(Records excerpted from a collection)
......

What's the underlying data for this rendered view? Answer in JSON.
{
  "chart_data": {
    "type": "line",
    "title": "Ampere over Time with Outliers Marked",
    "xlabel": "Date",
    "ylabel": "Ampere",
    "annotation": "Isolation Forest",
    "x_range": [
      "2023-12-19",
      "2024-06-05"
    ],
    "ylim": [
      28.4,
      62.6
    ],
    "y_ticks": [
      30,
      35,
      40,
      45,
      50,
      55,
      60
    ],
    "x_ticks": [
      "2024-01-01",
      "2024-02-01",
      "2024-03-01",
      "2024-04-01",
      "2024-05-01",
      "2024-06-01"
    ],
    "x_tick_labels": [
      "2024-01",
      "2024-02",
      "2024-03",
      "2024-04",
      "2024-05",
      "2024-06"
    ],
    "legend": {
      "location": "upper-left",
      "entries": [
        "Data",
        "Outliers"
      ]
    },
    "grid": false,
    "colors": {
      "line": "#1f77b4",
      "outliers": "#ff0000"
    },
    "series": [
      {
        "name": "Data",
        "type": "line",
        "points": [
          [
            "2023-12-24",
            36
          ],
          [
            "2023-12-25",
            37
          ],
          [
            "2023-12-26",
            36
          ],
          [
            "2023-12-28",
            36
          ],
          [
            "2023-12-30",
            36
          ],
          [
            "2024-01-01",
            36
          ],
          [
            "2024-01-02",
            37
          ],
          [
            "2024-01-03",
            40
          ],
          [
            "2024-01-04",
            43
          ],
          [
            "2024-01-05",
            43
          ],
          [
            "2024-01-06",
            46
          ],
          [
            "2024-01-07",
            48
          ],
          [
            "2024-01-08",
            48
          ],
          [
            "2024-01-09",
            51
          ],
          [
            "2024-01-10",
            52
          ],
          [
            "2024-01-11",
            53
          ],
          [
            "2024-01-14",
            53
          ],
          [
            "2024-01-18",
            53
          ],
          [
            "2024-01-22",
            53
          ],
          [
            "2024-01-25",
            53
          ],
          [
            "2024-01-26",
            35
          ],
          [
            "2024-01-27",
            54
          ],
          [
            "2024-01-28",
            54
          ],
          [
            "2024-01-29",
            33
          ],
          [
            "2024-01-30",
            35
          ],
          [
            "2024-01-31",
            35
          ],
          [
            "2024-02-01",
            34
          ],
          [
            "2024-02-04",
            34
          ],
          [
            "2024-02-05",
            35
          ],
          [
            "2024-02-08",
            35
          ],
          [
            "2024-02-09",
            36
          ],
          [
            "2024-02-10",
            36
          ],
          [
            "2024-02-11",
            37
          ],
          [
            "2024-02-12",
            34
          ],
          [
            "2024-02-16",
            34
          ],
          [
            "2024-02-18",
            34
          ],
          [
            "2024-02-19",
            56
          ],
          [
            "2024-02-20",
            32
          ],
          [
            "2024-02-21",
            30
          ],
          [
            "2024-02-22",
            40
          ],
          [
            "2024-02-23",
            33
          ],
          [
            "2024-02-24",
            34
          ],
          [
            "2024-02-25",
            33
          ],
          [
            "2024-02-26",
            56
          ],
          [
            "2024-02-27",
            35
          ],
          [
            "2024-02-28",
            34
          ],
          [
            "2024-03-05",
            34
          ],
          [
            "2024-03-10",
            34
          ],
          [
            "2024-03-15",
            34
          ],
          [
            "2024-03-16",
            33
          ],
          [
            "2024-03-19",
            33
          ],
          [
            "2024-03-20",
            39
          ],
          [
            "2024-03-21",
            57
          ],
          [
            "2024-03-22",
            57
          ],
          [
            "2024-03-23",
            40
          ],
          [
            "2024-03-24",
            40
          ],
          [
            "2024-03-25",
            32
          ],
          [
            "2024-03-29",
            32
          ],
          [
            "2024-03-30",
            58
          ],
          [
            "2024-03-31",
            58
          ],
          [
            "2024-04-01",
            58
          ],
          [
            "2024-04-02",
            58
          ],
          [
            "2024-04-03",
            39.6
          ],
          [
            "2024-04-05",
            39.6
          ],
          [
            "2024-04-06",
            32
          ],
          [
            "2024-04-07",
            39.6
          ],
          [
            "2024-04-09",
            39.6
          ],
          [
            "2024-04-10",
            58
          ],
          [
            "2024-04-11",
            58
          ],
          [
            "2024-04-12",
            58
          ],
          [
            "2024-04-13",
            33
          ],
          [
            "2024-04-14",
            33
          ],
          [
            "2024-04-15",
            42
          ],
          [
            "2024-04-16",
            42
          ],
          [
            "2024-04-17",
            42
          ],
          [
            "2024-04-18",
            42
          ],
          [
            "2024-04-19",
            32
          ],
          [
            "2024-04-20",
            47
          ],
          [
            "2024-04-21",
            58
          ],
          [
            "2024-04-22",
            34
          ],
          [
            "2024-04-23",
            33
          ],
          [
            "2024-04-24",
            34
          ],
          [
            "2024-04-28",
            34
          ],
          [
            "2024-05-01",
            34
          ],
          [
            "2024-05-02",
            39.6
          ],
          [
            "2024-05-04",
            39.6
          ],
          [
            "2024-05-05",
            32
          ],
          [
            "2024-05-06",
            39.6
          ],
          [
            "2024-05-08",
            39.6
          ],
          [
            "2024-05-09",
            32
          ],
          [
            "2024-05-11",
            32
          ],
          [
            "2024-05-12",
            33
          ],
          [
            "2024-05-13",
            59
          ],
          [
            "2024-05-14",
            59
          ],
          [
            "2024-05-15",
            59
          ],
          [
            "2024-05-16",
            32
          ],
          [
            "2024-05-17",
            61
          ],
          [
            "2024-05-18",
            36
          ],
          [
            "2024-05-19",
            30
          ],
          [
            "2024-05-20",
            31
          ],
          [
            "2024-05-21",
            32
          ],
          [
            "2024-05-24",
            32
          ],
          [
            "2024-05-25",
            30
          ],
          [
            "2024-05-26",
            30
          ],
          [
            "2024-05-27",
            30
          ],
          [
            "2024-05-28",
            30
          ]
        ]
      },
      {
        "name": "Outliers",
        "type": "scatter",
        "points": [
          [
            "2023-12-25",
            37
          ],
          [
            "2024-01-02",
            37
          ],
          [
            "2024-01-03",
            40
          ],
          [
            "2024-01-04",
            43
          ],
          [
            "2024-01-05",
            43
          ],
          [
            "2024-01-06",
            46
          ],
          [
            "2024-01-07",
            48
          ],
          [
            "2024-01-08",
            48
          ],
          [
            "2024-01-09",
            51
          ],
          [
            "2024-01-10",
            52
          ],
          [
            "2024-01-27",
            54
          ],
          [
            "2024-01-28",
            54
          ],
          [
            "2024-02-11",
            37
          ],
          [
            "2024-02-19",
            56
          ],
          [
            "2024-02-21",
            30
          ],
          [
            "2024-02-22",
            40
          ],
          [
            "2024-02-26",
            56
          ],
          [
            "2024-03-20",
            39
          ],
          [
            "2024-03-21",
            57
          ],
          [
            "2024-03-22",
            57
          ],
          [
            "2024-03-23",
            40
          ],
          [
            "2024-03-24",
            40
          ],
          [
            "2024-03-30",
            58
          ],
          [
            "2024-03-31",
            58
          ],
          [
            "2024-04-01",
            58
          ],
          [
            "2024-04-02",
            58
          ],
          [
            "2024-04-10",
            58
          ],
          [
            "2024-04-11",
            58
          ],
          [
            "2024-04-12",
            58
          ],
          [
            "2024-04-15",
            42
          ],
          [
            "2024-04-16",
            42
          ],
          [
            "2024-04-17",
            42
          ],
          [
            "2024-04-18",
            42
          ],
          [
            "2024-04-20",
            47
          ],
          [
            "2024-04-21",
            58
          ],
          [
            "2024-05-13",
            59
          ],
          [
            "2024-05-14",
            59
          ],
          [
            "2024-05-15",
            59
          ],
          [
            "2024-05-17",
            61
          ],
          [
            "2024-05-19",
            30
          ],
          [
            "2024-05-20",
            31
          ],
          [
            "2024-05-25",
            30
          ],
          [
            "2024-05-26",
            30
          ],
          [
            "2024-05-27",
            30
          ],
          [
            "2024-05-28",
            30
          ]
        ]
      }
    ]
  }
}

......

### REQUEST
Where a line of the data holds "Ampere", show that line.

### RESULT FOR THIS TASK
    "title": "Ampere over Time with Outliers Marked",
    "ylabel": "Ampere",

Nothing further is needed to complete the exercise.